## Task to complete:
Your task is to output the listing word for word, with pictures excluded.

## Input:

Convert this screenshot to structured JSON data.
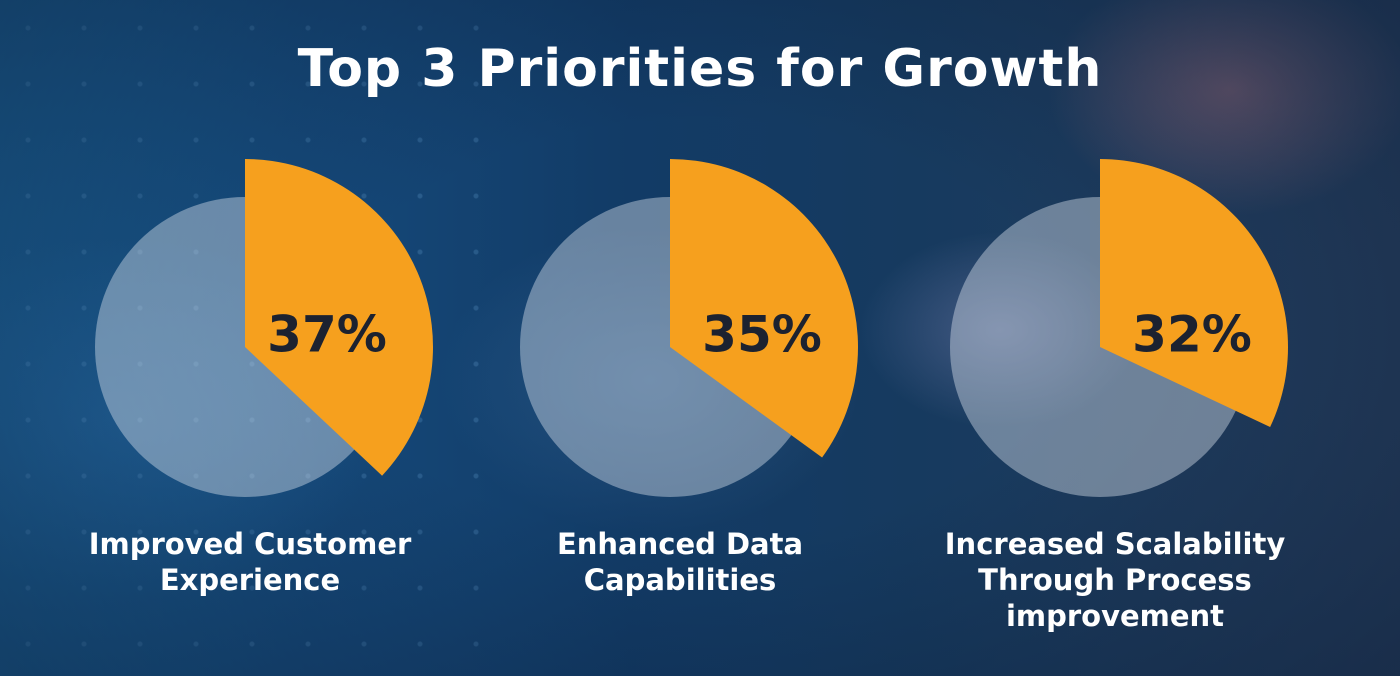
{
  "chart_data": {
    "type": "pie",
    "title": "Top 3 Priorities for Growth",
    "unit": "%",
    "categories": [
      "Improved Customer Experience",
      "Enhanced Data Capabilities",
      "Increased Scalability Through Process improvement"
    ],
    "values": [
      37,
      35,
      32
    ],
    "value_labels": [
      "37%",
      "35%",
      "32%"
    ],
    "colors": {
      "slice": "#f6a01e",
      "base": "#e1e6f0",
      "value_text": "#1c2230",
      "label_text": "#ffffff"
    }
  }
}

## Answer to the problem:
Convert this screenshot to structured JSON data.
{
  "chart_data": {
    "type": "pie",
    "title": "Top 3 Priorities for Growth",
    "unit": "%",
    "categories": [
      "Improved Customer Experience",
      "Enhanced Data Capabilities",
      "Increased Scalability Through Process improvement"
    ],
    "values": [
      37,
      35,
      32
    ],
    "value_labels": [
      "37%",
      "35%",
      "32%"
    ],
    "colors": {
      "slice": "#f6a01e",
      "base": "#e1e6f0",
      "value_text": "#1c2230",
      "label_text": "#ffffff"
    }
  }
}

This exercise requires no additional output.